_DIRECTION_:
Return every entry exactly.

_DATA IN THIS EXERCISE_:
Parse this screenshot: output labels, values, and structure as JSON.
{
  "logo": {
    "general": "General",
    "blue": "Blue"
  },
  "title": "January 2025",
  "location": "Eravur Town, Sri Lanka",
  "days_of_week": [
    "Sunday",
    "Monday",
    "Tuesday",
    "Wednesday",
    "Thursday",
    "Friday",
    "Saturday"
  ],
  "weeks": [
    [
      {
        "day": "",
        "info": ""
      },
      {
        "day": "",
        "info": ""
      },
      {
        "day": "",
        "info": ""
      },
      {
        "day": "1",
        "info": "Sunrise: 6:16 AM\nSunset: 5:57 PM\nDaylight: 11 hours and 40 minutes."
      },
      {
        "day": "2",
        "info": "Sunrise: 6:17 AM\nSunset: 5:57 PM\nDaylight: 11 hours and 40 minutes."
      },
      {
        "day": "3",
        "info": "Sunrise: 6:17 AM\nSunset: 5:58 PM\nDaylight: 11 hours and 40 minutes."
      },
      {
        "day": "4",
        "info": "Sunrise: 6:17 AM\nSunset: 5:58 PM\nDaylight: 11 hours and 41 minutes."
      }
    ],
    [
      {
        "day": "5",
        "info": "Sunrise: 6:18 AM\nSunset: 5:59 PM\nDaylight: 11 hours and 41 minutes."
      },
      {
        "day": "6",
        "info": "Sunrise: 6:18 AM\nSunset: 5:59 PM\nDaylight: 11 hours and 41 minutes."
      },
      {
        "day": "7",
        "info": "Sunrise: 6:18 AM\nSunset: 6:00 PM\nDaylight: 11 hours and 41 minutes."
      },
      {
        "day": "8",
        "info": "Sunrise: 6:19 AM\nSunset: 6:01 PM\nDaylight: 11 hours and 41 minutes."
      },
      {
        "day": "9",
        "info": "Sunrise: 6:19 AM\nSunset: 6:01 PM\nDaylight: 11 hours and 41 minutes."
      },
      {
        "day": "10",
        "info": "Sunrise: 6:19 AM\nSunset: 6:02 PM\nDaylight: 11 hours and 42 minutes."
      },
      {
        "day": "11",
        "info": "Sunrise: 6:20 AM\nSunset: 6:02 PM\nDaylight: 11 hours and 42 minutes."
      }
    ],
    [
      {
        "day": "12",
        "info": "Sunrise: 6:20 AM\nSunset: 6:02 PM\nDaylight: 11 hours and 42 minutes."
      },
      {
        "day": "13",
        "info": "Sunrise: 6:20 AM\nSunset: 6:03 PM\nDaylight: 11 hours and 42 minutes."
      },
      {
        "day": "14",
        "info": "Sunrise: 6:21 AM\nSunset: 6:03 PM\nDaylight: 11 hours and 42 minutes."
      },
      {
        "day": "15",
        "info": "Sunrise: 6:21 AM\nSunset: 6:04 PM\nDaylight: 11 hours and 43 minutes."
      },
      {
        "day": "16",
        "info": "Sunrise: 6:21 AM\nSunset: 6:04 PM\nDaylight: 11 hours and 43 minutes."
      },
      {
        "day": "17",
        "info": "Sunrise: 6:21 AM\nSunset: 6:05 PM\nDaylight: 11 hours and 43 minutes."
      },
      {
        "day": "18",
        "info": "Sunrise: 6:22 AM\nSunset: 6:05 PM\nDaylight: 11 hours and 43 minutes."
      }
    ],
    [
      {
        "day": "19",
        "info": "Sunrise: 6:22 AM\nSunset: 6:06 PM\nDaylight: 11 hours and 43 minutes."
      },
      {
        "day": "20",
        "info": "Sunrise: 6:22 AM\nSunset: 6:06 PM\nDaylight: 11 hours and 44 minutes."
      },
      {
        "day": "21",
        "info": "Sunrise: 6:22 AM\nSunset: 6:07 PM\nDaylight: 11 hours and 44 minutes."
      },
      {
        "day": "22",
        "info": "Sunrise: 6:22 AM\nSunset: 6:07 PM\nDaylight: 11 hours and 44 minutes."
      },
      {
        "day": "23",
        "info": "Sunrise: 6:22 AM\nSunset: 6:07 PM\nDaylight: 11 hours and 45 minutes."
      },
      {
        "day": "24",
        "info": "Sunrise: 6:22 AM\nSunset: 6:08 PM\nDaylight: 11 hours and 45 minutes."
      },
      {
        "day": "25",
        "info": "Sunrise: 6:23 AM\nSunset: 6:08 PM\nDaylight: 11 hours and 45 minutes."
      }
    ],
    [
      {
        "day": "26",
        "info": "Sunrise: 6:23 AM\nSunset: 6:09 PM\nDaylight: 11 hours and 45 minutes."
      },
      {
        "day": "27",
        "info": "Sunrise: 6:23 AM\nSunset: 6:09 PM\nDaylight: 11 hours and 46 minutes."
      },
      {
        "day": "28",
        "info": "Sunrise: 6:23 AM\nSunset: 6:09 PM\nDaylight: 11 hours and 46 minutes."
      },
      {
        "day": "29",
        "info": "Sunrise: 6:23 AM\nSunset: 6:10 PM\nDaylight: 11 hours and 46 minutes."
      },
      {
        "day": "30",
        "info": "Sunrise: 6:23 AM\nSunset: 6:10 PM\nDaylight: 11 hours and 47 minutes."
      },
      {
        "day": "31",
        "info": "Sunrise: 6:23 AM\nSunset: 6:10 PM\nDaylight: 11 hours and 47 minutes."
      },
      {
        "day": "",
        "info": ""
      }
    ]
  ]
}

_COMPLETED EXERCISE_:
Parse this screenshot: output labels, values, and structure as JSON.
{
  "logo": {
    "general": "General",
    "blue": "Blue"
  },
  "title": "January 2025",
  "location": "Eravur Town, Sri Lanka",
  "days_of_week": [
    "Sunday",
    "Monday",
    "Tuesday",
    "Wednesday",
    "Thursday",
    "Friday",
    "Saturday"
  ],
  "weeks": [
    [
      {
        "day": "",
        "info": ""
      },
      {
        "day": "",
        "info": ""
      },
      {
        "day": "",
        "info": ""
      },
      {
        "day": "1",
        "info": "Sunrise: 6:16 AM\nSunset: 5:57 PM\nDaylight: 11 hours and 40 minutes."
      },
      {
        "day": "2",
        "info": "Sunrise: 6:17 AM\nSunset: 5:57 PM\nDaylight: 11 hours and 40 minutes."
      },
      {
        "day": "3",
        "info": "Sunrise: 6:17 AM\nSunset: 5:58 PM\nDaylight: 11 hours and 40 minutes."
      },
      {
        "day": "4",
        "info": "Sunrise: 6:17 AM\nSunset: 5:58 PM\nDaylight: 11 hours and 41 minutes."
      }
    ],
    [
      {
        "day": "5",
        "info": "Sunrise: 6:18 AM\nSunset: 5:59 PM\nDaylight: 11 hours and 41 minutes."
      },
      {
        "day": "6",
        "info": "Sunrise: 6:18 AM\nSunset: 5:59 PM\nDaylight: 11 hours and 41 minutes."
      },
      {
        "day": "7",
        "info": "Sunrise: 6:18 AM\nSunset: 6:00 PM\nDaylight: 11 hours and 41 minutes."
      },
      {
        "day": "8",
        "info": "Sunrise: 6:19 AM\nSunset: 6:01 PM\nDaylight: 11 hours and 41 minutes."
      },
      {
        "day": "9",
        "info": "Sunrise: 6:19 AM\nSunset: 6:01 PM\nDaylight: 11 hours and 41 minutes."
      },
      {
        "day": "10",
        "info": "Sunrise: 6:19 AM\nSunset: 6:02 PM\nDaylight: 11 hours and 42 minutes."
      },
      {
        "day": "11",
        "info": "Sunrise: 6:20 AM\nSunset: 6:02 PM\nDaylight: 11 hours and 42 minutes."
      }
    ],
    [
      {
        "day": "12",
        "info": "Sunrise: 6:20 AM\nSunset: 6:02 PM\nDaylight: 11 hours and 42 minutes."
      },
      {
        "day": "13",
        "info": "Sunrise: 6:20 AM\nSunset: 6:03 PM\nDaylight: 11 hours and 42 minutes."
      },
      {
        "day": "14",
        "info": "Sunrise: 6:21 AM\nSunset: 6:03 PM\nDaylight: 11 hours and 42 minutes."
      },
      {
        "day": "15",
        "info": "Sunrise: 6:21 AM\nSunset: 6:04 PM\nDaylight: 11 hours and 43 minutes."
      },
      {
        "day": "16",
        "info": "Sunrise: 6:21 AM\nSunset: 6:04 PM\nDaylight: 11 hours and 43 minutes."
      },
      {
        "day": "17",
        "info": "Sunrise: 6:21 AM\nSunset: 6:05 PM\nDaylight: 11 hours and 43 minutes."
      },
      {
        "day": "18",
        "info": "Sunrise: 6:22 AM\nSunset: 6:05 PM\nDaylight: 11 hours and 43 minutes."
      }
    ],
    [
      {
        "day": "19",
        "info": "Sunrise: 6:22 AM\nSunset: 6:06 PM\nDaylight: 11 hours and 43 minutes."
      },
      {
        "day": "20",
        "info": "Sunrise: 6:22 AM\nSunset: 6:06 PM\nDaylight: 11 hours and 44 minutes."
      },
      {
        "day": "21",
        "info": "Sunrise: 6:22 AM\nSunset: 6:07 PM\nDaylight: 11 hours and 44 minutes."
      },
      {
        "day": "22",
        "info": "Sunrise: 6:22 AM\nSunset: 6:07 PM\nDaylight: 11 hours and 44 minutes."
      },
      {
        "day": "23",
        "info": "Sunrise: 6:22 AM\nSunset: 6:07 PM\nDaylight: 11 hours and 45 minutes."
      },
      {
        "day": "24",
        "info": "Sunrise: 6:22 AM\nSunset: 6:08 PM\nDaylight: 11 hours and 45 minutes."
      },
      {
        "day": "25",
        "info": "Sunrise: 6:23 AM\nSunset: 6:08 PM\nDaylight: 11 hours and 45 minutes."
      }
    ],
    [
      {
        "day": "26",
        "info": "Sunrise: 6:23 AM\nSunset: 6:09 PM\nDaylight: 11 hours and 45 minutes."
      },
      {
        "day": "27",
        "info": "Sunrise: 6:23 AM\nSunset: 6:09 PM\nDaylight: 11 hours and 46 minutes."
      },
      {
        "day": "28",
        "info": "Sunrise: 6:23 AM\nSunset: 6:09 PM\nDaylight: 11 hours and 46 minutes."
      },
      {
        "day": "29",
        "info": "Sunrise: 6:23 AM\nSunset: 6:10 PM\nDaylight: 11 hours and 46 minutes."
      },
      {
        "day": "30",
        "info": "Sunrise: 6:23 AM\nSunset: 6:10 PM\nDaylight: 11 hours and 47 minutes."
      },
      {
        "day": "31",
        "info": "Sunrise: 6:23 AM\nSunset: 6:10 PM\nDaylight: 11 hours and 47 minutes."
      },
      {
        "day": "",
        "info": ""
      }
    ]
  ]
}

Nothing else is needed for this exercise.